[[ Excerpt to read open ]]
Professor Adjunct of Music

Richard Lalli, BM, Oberlin Conservatory of Music; DMA, Yale University; faculty member at Yale since 1982: It is difficult to describe in a limited number of words all that you have given to make the Yale halls ring with music.

As a performer, you participated extensively in concerts of solo song repertoire, oratorio, chamber music, and new works around the globe. After fourteen years in Yale’s School of Music—where you taught singing, keyboard skills, theory, and musicianship—you joined the Department of Music. And Yale College has never been the same.

Over time, along with your highly regarded courses on vocal performance, you led the Yale Collegium Musicum, helped form and lead the Opera Theater of Yale College, initiated majestic Beinecke Library concerts using the library’s rare materials, cofounded and became the first artistic director of the Yale Baroque Opera Project, and spearheaded the Shen Curriculum for Musical Theater at Yale—a stunning list of contributions to musical life at the university.
[[ Excerpt to read closed ]]
[[ Supplied information open ]]
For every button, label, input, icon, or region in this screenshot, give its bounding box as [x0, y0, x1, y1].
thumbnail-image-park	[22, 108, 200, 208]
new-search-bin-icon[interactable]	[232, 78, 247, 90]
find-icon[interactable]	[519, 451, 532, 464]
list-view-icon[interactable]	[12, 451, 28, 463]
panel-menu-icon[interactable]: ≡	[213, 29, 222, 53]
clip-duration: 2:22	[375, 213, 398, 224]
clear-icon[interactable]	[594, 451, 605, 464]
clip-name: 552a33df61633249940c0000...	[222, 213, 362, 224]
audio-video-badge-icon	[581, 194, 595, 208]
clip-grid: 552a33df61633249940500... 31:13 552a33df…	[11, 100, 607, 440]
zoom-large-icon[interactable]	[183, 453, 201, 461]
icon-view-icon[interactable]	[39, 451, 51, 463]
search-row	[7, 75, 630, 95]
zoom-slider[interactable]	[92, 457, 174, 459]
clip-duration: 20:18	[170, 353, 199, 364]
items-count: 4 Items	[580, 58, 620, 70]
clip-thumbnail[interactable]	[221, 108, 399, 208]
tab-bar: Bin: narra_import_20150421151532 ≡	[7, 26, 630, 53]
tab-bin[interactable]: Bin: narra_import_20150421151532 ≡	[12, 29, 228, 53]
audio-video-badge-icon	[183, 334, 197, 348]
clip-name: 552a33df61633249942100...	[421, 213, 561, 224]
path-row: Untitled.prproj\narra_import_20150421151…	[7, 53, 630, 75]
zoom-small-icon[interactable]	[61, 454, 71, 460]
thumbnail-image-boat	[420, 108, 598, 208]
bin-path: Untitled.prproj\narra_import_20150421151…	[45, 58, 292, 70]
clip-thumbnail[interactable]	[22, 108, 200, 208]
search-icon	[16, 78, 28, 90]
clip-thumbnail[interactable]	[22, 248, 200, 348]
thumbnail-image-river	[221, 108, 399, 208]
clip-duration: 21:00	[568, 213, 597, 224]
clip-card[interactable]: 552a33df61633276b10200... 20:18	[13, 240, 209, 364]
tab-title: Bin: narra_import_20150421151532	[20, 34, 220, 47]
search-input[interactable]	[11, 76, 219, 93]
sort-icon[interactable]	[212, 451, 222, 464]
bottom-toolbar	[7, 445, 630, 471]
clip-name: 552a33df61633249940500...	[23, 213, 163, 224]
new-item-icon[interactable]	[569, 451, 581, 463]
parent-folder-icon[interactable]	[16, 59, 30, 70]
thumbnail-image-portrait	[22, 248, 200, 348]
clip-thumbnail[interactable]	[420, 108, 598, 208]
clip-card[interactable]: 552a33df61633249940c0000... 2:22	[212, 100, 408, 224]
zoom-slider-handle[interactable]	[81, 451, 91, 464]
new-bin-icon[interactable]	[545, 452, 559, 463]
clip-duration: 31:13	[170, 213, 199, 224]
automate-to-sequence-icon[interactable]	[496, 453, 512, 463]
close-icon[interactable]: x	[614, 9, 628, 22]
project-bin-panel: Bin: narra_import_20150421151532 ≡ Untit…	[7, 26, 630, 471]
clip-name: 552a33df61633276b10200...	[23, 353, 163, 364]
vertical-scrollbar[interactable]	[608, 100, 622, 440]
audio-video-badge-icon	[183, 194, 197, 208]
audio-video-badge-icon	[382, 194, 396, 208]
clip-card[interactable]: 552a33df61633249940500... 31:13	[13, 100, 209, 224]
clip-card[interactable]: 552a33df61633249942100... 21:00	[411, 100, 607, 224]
[[ Supplied information closed ]]
▶ [Required action 1]:
Judge whether each of the following statements agrees with the tribute to Richard Lalli. For each, answer yes or no and quote the deciding words of the tribute: (a) Lalli taught in Yale's School of Music for fourteen years before joining the Department of Music. (b) Lalli was the second artistic director of the Yale Baroque Opera Project. (c) Lalli earned his DMA at Oberlin Conservatory of Music.
▶ [Required action 2]:
Transcribe the passage of the tribute to Richard Lalli starting at "Professor Adjunct of" and ending at "ring with music.".

▶ [Answer space 1]:
(a) Yes: "After fourteen years in Yale’s School of Music—where you taught singing, keyboard skills, theory, and musicianship—you joined the Department of Music."
(b) No: "cofounded and became the first artistic director of the Yale Baroque Opera Project"
(c) No: "BM, Oberlin Conservatory of Music; DMA, Yale University"

▶ [Answer space 2]:
Professor Adjunct of Music

Richard Lalli, BM, Oberlin Conservatory of Music; DMA, Yale University; faculty member at Yale since 1982: It is difficult to describe in a limited number of words all that you have given to make the Yale halls ring with music.